— START OF DATA FOR THIS TASK —

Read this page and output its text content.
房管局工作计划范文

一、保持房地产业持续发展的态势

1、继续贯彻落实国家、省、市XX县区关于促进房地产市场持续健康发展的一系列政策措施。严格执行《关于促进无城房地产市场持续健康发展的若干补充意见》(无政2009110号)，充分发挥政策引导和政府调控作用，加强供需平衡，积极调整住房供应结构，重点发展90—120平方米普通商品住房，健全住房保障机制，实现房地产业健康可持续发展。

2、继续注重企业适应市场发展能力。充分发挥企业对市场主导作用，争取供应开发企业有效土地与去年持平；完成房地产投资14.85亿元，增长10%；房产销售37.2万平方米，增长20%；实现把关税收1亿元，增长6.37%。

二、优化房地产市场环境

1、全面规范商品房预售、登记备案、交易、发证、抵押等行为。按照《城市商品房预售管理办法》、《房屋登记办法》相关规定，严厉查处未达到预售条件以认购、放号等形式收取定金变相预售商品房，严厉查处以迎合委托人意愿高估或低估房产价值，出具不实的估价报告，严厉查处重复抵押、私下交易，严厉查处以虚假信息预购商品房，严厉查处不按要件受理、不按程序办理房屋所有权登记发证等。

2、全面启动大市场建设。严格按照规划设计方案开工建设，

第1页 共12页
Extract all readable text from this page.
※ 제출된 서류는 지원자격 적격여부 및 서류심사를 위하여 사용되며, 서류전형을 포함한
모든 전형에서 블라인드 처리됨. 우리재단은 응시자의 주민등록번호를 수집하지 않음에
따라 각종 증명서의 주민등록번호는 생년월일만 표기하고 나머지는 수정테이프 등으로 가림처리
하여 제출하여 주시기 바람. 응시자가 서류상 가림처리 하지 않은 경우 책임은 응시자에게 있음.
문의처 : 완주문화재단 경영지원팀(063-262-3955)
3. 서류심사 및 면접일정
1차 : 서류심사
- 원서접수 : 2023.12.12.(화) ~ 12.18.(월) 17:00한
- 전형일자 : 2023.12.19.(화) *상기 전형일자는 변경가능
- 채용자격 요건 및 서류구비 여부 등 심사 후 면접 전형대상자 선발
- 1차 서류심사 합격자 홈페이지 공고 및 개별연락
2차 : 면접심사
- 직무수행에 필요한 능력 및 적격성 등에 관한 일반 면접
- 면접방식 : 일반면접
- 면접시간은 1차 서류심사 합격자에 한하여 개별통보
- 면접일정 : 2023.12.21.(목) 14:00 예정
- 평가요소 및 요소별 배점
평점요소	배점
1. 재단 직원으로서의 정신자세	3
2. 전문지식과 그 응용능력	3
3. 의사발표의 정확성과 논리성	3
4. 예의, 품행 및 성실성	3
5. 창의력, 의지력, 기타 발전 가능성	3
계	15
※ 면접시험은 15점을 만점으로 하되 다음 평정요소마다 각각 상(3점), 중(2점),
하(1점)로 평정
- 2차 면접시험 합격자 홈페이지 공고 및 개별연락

— END OF DATA FOR THIS TASK —

Repeat, exactly and only, the lines above from the one containing "Extract all readable text from this page." through the end of the material.

Extract all readable text from this page.
※ 제출된 서류는 지원자격 적격여부 및 서류심사를 위하여 사용되며, 서류전형을 포함한
모든 전형에서 블라인드 처리됨. 우리재단은 응시자의 주민등록번호를 수집하지 않음에
따라 각종 증명서의 주민등록번호는 생년월일만 표기하고 나머지는 수정테이프 등으로 가림처리
하여 제출하여 주시기 바람. 응시자가 서류상 가림처리 하지 않은 경우 책임은 응시자에게 있음.
문의처 : 완주문화재단 경영지원팀(063-262-3955)
3. 서류심사 및 면접일정
1차 : 서류심사
- 원서접수 : 2023.12.12.(화) ~ 12.18.(월) 17:00한
- 전형일자 : 2023.12.19.(화) *상기 전형일자는 변경가능
- 채용자격 요건 및 서류구비 여부 등 심사 후 면접 전형대상자 선발
- 1차 서류심사 합격자 홈페이지 공고 및 개별연락
2차 : 면접심사
- 직무수행에 필요한 능력 및 적격성 등에 관한 일반 면접
- 면접방식 : 일반면접
- 면접시간은 1차 서류심사 합격자에 한하여 개별통보
- 면접일정 : 2023.12.21.(목) 14:00 예정
- 평가요소 및 요소별 배점
평점요소	배점
1. 재단 직원으로서의 정신자세	3
2. 전문지식과 그 응용능력	3
3. 의사발표의 정확성과 논리성	3
4. 예의, 품행 및 성실성	3
5. 창의력, 의지력, 기타 발전 가능성	3
계	15
※ 면접시험은 15점을 만점으로 하되 다음 평정요소마다 각각 상(3점), 중(2점),
하(1점)로 평정
- 2차 면접시험 합격자 홈페이지 공고 및 개별연락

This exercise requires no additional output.